Requirement: Repeat every line of the material, character for character.

Given data:
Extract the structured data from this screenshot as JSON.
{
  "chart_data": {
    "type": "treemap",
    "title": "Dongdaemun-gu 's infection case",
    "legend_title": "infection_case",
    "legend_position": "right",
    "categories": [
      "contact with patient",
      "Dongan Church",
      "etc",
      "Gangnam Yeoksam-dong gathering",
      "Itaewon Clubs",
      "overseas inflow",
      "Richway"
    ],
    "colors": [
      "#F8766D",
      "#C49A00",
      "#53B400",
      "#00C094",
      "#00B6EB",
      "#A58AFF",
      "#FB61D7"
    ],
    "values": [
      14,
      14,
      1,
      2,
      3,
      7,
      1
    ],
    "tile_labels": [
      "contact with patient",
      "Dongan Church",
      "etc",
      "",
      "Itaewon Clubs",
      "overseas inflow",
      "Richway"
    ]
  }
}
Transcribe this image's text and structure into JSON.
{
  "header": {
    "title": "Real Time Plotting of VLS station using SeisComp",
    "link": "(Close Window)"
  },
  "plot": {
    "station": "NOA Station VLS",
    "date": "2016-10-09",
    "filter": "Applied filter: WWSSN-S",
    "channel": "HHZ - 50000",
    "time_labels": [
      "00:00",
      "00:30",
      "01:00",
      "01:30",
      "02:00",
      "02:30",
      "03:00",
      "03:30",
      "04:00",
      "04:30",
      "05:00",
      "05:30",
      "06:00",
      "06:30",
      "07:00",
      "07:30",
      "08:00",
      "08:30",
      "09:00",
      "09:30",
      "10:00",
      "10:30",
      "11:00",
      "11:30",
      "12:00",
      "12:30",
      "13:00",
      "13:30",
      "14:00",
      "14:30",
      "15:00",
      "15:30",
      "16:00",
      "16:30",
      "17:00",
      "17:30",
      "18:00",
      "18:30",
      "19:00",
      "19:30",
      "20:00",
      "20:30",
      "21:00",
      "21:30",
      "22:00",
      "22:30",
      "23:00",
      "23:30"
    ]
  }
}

Solution for this exercise:
Extract the structured data from this screenshot as JSON.
{
  "chart_data": {
    "type": "treemap",
    "title": "Dongdaemun-gu 's infection case",
    "legend_title": "infection_case",
    "legend_position": "right",
    "categories": [
      "contact with patient",
      "Dongan Church",
      "etc",
      "Gangnam Yeoksam-dong gathering",
      "Itaewon Clubs",
      "overseas inflow",
      "Richway"
    ],
    "colors": [
      "#F8766D",
      "#C49A00",
      "#53B400",
      "#00C094",
      "#00B6EB",
      "#A58AFF",
      "#FB61D7"
    ],
    "values": [
      14,
      14,
      1,
      2,
      3,
      7,
      1
    ],
    "tile_labels": [
      "contact with patient",
      "Dongan Church",
      "etc",
      "",
      "Itaewon Clubs",
      "overseas inflow",
      "Richway"
    ]
  }
}
Transcribe this image's text and structure into JSON.
{
  "header": {
    "title": "Real Time Plotting of VLS station using SeisComp",
    "link": "(Close Window)"
  },
  "plot": {
    "station": "NOA Station VLS",
    "date": "2016-10-09",
    "filter": "Applied filter: WWSSN-S",
    "channel": "HHZ - 50000",
    "time_labels": [
      "00:00",
      "00:30",
      "01:00",
      "01:30",
      "02:00",
      "02:30",
      "03:00",
      "03:30",
      "04:00",
      "04:30",
      "05:00",
      "05:30",
      "06:00",
      "06:30",
      "07:00",
      "07:30",
      "08:00",
      "08:30",
      "09:00",
      "09:30",
      "10:00",
      "10:30",
      "11:00",
      "11:30",
      "12:00",
      "12:30",
      "13:00",
      "13:30",
      "14:00",
      "14:30",
      "15:00",
      "15:30",
      "16:00",
      "16:30",
      "17:00",
      "17:30",
      "18:00",
      "18:30",
      "19:00",
      "19:30",
      "20:00",
      "20:30",
      "21:00",
      "21:30",
      "22:00",
      "22:30",
      "23:00",
      "23:30"
    ]
  }
}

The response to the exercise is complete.